**MATERIAL PROVIDED**
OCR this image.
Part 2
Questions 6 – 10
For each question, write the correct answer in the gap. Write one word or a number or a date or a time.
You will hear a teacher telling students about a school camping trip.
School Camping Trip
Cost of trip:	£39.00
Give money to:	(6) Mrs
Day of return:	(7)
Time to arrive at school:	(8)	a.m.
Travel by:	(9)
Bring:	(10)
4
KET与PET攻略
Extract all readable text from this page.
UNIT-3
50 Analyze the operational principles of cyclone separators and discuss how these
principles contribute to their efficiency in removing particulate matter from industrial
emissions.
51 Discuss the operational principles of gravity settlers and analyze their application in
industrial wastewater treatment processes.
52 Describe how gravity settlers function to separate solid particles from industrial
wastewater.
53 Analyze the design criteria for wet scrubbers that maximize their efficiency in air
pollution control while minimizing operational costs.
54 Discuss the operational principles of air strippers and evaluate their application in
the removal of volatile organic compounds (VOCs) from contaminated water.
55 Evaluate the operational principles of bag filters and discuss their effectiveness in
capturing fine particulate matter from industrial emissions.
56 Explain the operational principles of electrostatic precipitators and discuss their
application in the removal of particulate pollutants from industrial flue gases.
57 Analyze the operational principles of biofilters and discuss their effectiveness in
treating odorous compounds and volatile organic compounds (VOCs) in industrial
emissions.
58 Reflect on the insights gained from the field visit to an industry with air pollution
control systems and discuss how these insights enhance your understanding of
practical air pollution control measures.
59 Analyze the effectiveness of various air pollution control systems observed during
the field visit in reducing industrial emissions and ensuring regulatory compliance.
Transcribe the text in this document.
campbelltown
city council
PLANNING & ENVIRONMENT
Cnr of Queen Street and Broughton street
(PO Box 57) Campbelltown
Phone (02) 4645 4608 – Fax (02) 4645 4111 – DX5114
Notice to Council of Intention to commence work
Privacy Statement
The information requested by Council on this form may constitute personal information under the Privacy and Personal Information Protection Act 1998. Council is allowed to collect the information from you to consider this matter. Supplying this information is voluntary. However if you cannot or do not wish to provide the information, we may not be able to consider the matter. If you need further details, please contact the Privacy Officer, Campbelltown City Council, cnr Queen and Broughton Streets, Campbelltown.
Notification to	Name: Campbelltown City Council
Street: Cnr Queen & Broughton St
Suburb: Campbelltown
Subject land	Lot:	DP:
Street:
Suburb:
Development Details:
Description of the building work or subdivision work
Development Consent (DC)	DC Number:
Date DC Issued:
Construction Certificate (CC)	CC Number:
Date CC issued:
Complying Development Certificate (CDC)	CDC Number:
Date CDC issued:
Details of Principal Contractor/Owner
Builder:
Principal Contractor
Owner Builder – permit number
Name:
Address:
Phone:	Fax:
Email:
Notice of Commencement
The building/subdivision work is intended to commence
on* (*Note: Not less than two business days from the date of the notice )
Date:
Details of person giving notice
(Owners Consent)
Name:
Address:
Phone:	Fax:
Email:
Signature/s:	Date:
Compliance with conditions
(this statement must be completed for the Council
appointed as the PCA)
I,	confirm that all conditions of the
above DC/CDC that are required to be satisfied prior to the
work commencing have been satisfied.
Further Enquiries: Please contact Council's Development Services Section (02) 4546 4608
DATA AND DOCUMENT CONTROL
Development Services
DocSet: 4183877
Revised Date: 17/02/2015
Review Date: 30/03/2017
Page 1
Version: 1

**DIRECTIVE**
Above is a listing; report how many of its lines include the word "with", giving the number only.

**TASK ANSWER**
2